Problem to work on: Copy each of the entries below line for line, keeping every character unchanged.

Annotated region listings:

========================================================================

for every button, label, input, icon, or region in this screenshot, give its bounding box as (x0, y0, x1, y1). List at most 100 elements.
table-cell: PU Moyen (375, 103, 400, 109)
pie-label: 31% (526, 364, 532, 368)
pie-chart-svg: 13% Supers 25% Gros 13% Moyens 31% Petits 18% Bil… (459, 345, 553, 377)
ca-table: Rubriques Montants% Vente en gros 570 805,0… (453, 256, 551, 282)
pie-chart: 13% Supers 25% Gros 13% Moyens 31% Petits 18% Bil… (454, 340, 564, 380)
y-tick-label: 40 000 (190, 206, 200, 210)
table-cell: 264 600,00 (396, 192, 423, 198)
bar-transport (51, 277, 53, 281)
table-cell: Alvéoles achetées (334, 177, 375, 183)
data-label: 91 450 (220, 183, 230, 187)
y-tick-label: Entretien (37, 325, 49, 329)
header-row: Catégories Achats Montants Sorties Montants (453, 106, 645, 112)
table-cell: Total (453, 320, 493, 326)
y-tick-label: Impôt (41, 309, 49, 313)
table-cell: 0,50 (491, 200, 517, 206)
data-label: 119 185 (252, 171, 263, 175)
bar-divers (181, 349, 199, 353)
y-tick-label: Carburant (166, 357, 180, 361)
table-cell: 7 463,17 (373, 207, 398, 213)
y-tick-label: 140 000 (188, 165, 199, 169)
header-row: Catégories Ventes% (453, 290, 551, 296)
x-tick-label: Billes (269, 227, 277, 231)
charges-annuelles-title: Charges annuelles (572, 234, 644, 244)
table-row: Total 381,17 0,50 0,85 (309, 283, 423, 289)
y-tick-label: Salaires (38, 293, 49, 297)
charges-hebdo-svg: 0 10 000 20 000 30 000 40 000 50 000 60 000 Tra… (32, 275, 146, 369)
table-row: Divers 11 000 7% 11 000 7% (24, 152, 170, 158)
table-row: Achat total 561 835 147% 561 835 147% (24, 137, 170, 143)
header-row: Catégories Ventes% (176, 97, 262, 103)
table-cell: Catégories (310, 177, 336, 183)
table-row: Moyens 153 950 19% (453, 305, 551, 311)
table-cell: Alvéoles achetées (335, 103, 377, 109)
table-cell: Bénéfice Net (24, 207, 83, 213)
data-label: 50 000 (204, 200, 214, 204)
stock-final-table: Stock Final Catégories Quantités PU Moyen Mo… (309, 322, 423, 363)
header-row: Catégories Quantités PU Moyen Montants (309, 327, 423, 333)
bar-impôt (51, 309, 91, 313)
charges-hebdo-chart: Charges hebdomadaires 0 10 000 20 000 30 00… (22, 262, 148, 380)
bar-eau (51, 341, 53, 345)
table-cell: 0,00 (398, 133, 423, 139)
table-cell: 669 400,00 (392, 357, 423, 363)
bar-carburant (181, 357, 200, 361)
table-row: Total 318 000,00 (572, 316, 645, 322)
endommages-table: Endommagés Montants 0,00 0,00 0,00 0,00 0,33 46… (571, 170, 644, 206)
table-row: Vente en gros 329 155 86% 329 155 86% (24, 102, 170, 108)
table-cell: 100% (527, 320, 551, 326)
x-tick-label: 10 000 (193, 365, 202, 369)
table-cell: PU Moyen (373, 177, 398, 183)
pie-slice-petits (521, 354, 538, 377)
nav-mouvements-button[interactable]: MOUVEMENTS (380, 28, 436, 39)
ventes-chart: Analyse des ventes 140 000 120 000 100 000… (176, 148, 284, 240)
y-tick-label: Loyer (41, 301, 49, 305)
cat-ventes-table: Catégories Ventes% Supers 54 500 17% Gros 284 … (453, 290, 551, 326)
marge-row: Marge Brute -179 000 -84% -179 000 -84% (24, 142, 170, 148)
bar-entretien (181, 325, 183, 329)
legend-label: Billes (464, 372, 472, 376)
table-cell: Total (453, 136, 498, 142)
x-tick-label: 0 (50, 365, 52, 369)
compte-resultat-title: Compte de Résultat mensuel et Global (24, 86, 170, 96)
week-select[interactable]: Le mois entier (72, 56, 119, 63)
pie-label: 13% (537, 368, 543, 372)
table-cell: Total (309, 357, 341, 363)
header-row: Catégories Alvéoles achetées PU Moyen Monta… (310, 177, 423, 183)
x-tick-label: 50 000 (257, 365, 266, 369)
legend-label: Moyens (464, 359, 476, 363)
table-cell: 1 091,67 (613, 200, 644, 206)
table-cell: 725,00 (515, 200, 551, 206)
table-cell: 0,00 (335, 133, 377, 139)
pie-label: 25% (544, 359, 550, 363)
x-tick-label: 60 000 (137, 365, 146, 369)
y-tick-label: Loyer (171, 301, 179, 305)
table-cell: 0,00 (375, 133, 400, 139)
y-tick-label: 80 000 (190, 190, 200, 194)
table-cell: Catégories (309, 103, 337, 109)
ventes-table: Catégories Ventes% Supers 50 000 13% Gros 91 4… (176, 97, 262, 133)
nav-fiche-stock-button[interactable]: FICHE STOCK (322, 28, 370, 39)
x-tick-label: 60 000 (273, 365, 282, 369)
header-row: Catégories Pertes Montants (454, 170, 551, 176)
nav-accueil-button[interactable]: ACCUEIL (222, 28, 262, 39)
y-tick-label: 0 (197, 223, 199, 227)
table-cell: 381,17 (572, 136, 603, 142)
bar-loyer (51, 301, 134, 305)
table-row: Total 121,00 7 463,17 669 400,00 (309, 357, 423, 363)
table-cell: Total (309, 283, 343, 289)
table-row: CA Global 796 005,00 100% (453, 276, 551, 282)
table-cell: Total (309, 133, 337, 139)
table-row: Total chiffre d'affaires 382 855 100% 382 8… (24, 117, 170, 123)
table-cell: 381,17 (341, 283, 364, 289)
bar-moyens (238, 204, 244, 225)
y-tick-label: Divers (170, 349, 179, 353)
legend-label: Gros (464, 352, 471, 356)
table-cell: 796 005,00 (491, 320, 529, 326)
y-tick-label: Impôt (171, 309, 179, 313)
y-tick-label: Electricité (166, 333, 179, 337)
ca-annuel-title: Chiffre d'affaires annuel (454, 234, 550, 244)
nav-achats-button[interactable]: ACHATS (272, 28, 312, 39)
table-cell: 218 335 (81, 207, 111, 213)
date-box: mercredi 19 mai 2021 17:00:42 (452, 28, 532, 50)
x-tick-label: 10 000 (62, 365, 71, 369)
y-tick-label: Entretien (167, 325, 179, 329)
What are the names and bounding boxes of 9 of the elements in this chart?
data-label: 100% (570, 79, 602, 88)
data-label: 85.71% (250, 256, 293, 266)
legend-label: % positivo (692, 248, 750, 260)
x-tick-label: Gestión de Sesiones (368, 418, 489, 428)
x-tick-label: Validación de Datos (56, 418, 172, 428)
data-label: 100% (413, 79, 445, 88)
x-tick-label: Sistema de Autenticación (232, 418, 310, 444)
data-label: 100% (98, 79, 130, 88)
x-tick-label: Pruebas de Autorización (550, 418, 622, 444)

========================================================================

Reply:
for every button, label, input, icon, or region in this screenshot, give its bounding box as (x0, y0, x1, y1). List at most 100 elements.
table-cell: PU Moyen (375, 103, 400, 109)
pie-label: 31% (526, 364, 532, 368)
pie-chart-svg: 13% Supers 25% Gros 13% Moyens 31% Petits 18% Bil… (459, 345, 553, 377)
ca-table: Rubriques Montants% Vente en gros 570 805,0… (453, 256, 551, 282)
pie-chart: 13% Supers 25% Gros 13% Moyens 31% Petits 18% Bil… (454, 340, 564, 380)
y-tick-label: 40 000 (190, 206, 200, 210)
table-cell: 264 600,00 (396, 192, 423, 198)
bar-transport (51, 277, 53, 281)
table-cell: Alvéoles achetées (334, 177, 375, 183)
data-label: 91 450 (220, 183, 230, 187)
y-tick-label: Entretien (37, 325, 49, 329)
header-row: Catégories Achats Montants Sorties Montants (453, 106, 645, 112)
table-cell: Total (453, 320, 493, 326)
y-tick-label: Impôt (41, 309, 49, 313)
table-cell: 0,50 (491, 200, 517, 206)
data-label: 119 185 (252, 171, 263, 175)
bar-divers (181, 349, 199, 353)
y-tick-label: Carburant (166, 357, 180, 361)
table-cell: 7 463,17 (373, 207, 398, 213)
y-tick-label: 140 000 (188, 165, 199, 169)
header-row: Catégories Ventes% (453, 290, 551, 296)
x-tick-label: Billes (269, 227, 277, 231)
charges-annuelles-title: Charges annuelles (572, 234, 644, 244)
table-row: Total 381,17 0,50 0,85 (309, 283, 423, 289)
y-tick-label: Salaires (38, 293, 49, 297)
charges-hebdo-svg: 0 10 000 20 000 30 000 40 000 50 000 60 000 Tra… (32, 275, 146, 369)
table-row: Divers 11 000 7% 11 000 7% (24, 152, 170, 158)
table-row: Achat total 561 835 147% 561 835 147% (24, 137, 170, 143)
header-row: Catégories Ventes% (176, 97, 262, 103)
table-cell: Catégories (310, 177, 336, 183)
table-row: Moyens 153 950 19% (453, 305, 551, 311)
table-cell: Alvéoles achetées (335, 103, 377, 109)
table-cell: Bénéfice Net (24, 207, 83, 213)
data-label: 50 000 (204, 200, 214, 204)
stock-final-table: Stock Final Catégories Quantités PU Moyen Mo… (309, 322, 423, 363)
header-row: Catégories Quantités PU Moyen Montants (309, 327, 423, 333)
bar-impôt (51, 309, 91, 313)
charges-hebdo-chart: Charges hebdomadaires 0 10 000 20 000 30 00… (22, 262, 148, 380)
bar-eau (51, 341, 53, 345)
table-cell: 0,00 (398, 133, 423, 139)
table-cell: 669 400,00 (392, 357, 423, 363)
bar-carburant (181, 357, 200, 361)
table-row: Total 318 000,00 (572, 316, 645, 322)
endommages-table: Endommagés Montants 0,00 0,00 0,00 0,00 0,33 46… (571, 170, 644, 206)
table-row: Vente en gros 329 155 86% 329 155 86% (24, 102, 170, 108)
table-cell: 100% (527, 320, 551, 326)
x-tick-label: 10 000 (193, 365, 202, 369)
table-cell: PU Moyen (373, 177, 398, 183)
pie-slice-petits (521, 354, 538, 377)
nav-mouvements-button[interactable]: MOUVEMENTS (380, 28, 436, 39)
ventes-chart: Analyse des ventes 140 000 120 000 100 000… (176, 148, 284, 240)
y-tick-label: Loyer (41, 301, 49, 305)
cat-ventes-table: Catégories Ventes% Supers 54 500 17% Gros 284 … (453, 290, 551, 326)
marge-row: Marge Brute -179 000 -84% -179 000 -84% (24, 142, 170, 148)
bar-entretien (181, 325, 183, 329)
legend-label: Billes (464, 372, 472, 376)
table-cell: Total (453, 136, 498, 142)
x-tick-label: 0 (50, 365, 52, 369)
compte-resultat-title: Compte de Résultat mensuel et Global (24, 86, 170, 96)
week-select[interactable]: Le mois entier (72, 56, 119, 63)
pie-label: 13% (537, 368, 543, 372)
table-cell: Total (309, 357, 341, 363)
header-row: Catégories Alvéoles achetées PU Moyen Monta… (310, 177, 423, 183)
x-tick-label: 50 000 (257, 365, 266, 369)
legend-label: Moyens (464, 359, 476, 363)
table-cell: 1 091,67 (613, 200, 644, 206)
table-cell: 725,00 (515, 200, 551, 206)
table-cell: 0,00 (335, 133, 377, 139)
pie-label: 25% (544, 359, 550, 363)
x-tick-label: 60 000 (137, 365, 146, 369)
y-tick-label: Loyer (171, 301, 179, 305)
table-cell: 0,00 (375, 133, 400, 139)
y-tick-label: 80 000 (190, 190, 200, 194)
table-cell: Catégories (309, 103, 337, 109)
ventes-table: Catégories Ventes% Supers 50 000 13% Gros 91 4… (176, 97, 262, 133)
nav-fiche-stock-button[interactable]: FICHE STOCK (322, 28, 370, 39)
x-tick-label: 60 000 (273, 365, 282, 369)
header-row: Catégories Pertes Montants (454, 170, 551, 176)
nav-accueil-button[interactable]: ACCUEIL (222, 28, 262, 39)
y-tick-label: 0 (197, 223, 199, 227)
table-cell: 381,17 (572, 136, 603, 142)
bar-loyer (51, 301, 134, 305)
table-row: Total 121,00 7 463,17 669 400,00 (309, 357, 423, 363)
table-cell: Total (309, 283, 343, 289)
table-row: CA Global 796 005,00 100% (453, 276, 551, 282)
table-cell: Total (309, 133, 337, 139)
table-row: Total chiffre d'affaires 382 855 100% 382 8… (24, 117, 170, 123)
table-cell: 381,17 (341, 283, 364, 289)
bar-moyens (238, 204, 244, 225)
y-tick-label: Divers (170, 349, 179, 353)
legend-label: Gros (464, 352, 471, 356)
table-cell: 796 005,00 (491, 320, 529, 326)
y-tick-label: Impôt (171, 309, 179, 313)
y-tick-label: Electricité (166, 333, 179, 337)
ca-annuel-title: Chiffre d'affaires annuel (454, 234, 550, 244)
nav-achats-button[interactable]: ACHATS (272, 28, 312, 39)
table-cell: 218 335 (81, 207, 111, 213)
date-box: mercredi 19 mai 2021 17:00:42 (452, 28, 532, 50)
x-tick-label: 10 000 (62, 365, 71, 369)
y-tick-label: Entretien (167, 325, 179, 329)
What are the names and bounding boxes of 9 of the elements in this chart?
data-label: 100% (570, 79, 602, 88)
data-label: 85.71% (250, 256, 293, 266)
legend-label: % positivo (692, 248, 750, 260)
x-tick-label: Gestión de Sesiones (368, 418, 489, 428)
x-tick-label: Validación de Datos (56, 418, 172, 428)
data-label: 100% (413, 79, 445, 88)
x-tick-label: Sistema de Autenticación (232, 418, 310, 444)
data-label: 100% (98, 79, 130, 88)
x-tick-label: Pruebas de Autorización (550, 418, 622, 444)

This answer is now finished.